(Data excerpts)
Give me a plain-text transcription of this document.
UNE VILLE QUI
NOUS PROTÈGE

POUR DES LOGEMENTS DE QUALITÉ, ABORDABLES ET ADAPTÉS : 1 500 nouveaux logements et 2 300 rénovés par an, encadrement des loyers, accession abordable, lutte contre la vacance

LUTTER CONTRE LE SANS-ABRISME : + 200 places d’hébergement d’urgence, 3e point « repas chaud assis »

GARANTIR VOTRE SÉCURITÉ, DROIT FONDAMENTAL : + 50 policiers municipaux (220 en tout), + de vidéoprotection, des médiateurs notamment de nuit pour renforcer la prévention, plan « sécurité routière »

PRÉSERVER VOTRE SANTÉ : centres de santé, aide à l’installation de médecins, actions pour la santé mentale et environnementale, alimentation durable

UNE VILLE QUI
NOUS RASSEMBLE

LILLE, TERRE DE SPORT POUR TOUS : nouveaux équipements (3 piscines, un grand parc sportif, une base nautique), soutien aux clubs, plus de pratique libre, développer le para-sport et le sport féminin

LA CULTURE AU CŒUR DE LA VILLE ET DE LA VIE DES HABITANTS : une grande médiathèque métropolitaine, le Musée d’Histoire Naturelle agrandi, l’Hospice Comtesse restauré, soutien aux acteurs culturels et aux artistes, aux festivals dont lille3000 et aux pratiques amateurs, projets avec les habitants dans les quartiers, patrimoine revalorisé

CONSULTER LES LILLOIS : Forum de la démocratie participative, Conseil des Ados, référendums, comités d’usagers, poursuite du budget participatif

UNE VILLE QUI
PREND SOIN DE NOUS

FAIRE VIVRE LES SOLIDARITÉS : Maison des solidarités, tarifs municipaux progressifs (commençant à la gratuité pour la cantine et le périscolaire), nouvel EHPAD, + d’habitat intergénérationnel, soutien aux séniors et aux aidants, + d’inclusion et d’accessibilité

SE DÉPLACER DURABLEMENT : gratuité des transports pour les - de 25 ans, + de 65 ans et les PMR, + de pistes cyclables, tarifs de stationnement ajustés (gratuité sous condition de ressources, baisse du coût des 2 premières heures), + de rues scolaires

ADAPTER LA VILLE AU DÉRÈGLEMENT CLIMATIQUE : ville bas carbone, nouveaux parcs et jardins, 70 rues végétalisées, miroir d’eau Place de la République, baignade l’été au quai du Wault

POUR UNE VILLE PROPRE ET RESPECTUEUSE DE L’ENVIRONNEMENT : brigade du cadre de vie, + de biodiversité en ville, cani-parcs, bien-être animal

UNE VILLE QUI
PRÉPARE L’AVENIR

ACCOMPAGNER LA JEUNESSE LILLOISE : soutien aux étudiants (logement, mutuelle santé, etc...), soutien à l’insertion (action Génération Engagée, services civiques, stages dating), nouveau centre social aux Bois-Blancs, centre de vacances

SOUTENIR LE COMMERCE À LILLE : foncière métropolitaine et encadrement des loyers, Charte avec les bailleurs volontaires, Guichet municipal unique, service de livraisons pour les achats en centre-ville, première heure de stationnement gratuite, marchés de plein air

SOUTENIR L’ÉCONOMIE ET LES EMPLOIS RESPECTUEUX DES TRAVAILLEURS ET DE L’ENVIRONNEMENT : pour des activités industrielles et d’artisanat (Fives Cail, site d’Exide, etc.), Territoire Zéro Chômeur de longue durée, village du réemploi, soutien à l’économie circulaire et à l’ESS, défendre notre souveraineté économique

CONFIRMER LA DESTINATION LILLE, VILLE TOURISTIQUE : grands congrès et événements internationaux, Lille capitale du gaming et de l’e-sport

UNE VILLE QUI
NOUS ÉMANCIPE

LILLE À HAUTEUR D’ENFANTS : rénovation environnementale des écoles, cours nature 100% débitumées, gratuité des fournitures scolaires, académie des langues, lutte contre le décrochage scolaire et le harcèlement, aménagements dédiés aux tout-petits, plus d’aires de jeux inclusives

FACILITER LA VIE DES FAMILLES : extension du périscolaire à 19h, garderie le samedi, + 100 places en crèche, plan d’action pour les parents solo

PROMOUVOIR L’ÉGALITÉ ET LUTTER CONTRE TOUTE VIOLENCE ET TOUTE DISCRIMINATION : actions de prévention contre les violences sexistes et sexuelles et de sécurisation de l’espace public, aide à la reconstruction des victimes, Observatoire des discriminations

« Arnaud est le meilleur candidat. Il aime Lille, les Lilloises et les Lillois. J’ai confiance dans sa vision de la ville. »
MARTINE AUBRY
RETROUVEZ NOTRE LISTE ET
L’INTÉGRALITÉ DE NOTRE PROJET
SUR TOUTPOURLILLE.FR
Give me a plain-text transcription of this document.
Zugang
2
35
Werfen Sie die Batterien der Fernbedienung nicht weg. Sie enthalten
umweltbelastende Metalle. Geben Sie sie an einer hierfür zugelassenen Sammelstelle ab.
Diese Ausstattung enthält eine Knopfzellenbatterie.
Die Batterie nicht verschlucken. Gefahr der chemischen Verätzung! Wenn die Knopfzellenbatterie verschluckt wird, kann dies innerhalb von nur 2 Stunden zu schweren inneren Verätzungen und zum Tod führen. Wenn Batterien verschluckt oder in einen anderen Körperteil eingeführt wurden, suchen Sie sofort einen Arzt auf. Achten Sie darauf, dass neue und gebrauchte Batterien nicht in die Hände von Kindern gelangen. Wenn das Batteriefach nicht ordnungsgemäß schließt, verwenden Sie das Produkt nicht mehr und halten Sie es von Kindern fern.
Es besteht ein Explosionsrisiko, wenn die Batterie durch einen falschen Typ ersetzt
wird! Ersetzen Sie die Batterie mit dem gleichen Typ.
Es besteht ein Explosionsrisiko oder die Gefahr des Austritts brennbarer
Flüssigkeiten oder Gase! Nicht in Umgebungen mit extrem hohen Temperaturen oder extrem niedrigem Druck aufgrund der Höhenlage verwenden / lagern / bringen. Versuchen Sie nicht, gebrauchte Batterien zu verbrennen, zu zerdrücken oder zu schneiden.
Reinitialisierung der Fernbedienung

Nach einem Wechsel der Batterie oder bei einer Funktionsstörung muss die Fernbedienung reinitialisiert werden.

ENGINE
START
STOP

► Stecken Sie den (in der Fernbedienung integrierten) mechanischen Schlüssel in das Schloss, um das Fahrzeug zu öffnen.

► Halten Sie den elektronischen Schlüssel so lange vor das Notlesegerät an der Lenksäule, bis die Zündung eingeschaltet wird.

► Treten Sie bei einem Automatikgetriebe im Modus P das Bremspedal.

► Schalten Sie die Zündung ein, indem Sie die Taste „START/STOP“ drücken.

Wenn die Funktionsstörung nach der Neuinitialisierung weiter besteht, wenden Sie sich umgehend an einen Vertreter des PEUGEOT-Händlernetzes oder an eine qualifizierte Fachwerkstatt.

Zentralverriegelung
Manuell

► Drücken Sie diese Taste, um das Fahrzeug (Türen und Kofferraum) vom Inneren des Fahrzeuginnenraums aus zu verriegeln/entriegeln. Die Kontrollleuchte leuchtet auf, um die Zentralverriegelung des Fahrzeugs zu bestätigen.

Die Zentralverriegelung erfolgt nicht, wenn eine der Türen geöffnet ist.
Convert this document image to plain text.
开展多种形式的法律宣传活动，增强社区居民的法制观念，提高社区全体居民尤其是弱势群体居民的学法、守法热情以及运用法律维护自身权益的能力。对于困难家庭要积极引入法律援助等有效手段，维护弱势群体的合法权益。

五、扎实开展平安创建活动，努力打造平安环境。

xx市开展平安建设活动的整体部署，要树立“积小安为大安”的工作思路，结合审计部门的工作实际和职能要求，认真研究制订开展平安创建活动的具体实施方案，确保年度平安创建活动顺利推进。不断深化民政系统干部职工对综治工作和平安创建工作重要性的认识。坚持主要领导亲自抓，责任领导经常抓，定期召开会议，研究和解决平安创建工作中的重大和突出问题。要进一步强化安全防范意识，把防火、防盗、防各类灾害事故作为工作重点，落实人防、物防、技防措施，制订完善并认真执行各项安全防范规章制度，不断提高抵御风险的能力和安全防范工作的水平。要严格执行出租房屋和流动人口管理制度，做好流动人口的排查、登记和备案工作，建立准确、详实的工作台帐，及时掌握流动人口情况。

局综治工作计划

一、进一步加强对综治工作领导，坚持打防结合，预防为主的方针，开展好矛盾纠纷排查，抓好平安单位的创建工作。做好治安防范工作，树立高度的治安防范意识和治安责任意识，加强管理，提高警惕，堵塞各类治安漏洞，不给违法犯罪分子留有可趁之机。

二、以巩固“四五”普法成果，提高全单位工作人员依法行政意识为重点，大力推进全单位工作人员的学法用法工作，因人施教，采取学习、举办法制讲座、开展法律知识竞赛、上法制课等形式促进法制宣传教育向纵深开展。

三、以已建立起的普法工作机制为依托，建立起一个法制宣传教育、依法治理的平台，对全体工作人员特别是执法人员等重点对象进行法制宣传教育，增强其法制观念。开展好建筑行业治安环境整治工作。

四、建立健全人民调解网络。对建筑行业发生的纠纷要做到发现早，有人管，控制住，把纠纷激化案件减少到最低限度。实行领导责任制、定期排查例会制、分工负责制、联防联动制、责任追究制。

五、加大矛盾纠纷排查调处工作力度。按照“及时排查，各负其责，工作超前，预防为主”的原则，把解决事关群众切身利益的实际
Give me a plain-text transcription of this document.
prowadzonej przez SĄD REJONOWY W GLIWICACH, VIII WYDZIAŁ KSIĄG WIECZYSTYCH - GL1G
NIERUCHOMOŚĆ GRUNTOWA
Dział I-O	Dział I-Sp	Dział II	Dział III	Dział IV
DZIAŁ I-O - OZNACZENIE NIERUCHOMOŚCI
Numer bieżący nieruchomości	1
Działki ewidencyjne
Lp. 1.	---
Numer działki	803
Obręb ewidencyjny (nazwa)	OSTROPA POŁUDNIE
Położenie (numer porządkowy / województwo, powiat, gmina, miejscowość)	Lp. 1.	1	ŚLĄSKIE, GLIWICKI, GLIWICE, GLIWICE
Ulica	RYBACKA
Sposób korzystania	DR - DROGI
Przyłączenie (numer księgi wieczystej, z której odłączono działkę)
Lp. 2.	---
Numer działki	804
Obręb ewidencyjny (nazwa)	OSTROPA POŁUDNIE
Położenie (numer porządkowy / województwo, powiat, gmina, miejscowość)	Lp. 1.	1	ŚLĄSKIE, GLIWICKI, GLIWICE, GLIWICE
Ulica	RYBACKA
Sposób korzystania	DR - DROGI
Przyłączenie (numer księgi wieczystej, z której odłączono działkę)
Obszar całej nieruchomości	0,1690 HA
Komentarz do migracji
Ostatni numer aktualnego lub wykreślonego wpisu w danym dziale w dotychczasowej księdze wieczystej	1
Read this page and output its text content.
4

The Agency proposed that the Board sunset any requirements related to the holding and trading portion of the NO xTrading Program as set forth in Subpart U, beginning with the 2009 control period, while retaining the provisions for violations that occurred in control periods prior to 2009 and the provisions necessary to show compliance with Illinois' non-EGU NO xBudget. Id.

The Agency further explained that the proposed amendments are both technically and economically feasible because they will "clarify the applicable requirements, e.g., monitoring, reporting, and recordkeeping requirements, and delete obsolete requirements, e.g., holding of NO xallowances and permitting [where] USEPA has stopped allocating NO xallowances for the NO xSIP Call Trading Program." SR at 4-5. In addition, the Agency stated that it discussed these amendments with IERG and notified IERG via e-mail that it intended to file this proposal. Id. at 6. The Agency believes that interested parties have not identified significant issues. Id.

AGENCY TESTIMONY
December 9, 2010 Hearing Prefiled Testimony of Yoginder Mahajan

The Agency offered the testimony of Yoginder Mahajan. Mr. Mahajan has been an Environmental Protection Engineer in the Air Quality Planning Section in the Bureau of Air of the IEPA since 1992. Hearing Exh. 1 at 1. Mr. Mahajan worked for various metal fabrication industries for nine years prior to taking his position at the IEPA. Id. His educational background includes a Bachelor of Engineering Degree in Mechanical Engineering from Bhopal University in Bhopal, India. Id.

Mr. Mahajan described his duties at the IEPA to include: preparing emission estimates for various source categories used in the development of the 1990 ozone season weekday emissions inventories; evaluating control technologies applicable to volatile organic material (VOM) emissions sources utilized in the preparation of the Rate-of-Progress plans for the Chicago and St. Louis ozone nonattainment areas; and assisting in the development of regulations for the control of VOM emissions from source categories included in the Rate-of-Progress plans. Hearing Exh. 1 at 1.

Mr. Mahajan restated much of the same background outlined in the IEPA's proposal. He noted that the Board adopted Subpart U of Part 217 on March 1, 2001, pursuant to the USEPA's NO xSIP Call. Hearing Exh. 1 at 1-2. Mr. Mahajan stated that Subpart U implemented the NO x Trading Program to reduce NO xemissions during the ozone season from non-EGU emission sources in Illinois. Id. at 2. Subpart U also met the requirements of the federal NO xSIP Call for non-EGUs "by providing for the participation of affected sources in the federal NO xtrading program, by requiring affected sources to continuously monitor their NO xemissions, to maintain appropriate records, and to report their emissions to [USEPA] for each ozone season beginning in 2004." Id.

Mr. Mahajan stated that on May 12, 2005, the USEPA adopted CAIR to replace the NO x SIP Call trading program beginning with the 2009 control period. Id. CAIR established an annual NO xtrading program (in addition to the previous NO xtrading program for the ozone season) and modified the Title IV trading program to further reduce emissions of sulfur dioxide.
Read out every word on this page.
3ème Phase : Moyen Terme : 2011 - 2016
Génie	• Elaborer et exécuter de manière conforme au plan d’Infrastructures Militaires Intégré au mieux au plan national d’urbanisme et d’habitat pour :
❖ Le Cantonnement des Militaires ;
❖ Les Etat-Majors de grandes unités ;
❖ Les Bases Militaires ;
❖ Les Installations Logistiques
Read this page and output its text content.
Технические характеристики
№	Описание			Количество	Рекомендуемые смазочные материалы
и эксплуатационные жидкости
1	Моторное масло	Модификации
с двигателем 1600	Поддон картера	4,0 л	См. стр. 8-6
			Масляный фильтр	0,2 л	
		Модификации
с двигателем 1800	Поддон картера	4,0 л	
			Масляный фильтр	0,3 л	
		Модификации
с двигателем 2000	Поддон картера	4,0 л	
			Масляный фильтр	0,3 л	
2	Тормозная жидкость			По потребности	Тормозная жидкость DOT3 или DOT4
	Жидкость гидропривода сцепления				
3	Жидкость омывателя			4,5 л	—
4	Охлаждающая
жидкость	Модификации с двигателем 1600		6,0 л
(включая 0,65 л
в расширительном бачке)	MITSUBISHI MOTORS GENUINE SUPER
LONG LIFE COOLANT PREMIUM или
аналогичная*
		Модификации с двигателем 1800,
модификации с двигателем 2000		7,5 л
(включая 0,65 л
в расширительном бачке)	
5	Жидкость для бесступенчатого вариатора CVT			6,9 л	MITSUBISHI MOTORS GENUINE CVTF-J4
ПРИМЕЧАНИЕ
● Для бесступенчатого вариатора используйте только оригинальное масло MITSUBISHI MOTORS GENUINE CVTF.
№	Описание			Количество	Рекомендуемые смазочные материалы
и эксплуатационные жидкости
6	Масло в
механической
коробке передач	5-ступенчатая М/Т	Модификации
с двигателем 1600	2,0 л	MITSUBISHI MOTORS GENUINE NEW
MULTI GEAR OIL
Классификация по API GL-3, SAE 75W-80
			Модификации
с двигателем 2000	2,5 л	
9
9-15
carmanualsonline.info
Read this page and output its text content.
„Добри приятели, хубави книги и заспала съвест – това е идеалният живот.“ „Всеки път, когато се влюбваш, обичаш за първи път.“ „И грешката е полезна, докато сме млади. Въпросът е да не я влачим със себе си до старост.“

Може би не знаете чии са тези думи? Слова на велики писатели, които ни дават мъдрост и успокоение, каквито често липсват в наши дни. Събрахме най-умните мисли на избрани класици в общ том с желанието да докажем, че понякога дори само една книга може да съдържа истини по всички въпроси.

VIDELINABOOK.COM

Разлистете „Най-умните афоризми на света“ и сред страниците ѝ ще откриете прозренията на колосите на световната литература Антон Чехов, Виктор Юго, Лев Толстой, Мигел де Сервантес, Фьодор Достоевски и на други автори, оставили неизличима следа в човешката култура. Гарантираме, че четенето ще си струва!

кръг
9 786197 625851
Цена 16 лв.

#### [TO BE DONE]
Gather and return every line that holds the string "Taste".

#### [FULL ANSWER]
► Schalten Sie die Zündung ein, indem Sie die Taste „START/STOP“ drücken.
► Drücken Sie diese Taste, um das Fahrzeug (Türen und Kofferraum) vom Inneren des Fahrzeuginnenraums aus zu verriegeln/entriegeln. Die Kontrollleuchte leuchtet auf, um die Zentralverriegelung des Fahrzeugs zu bestätigen.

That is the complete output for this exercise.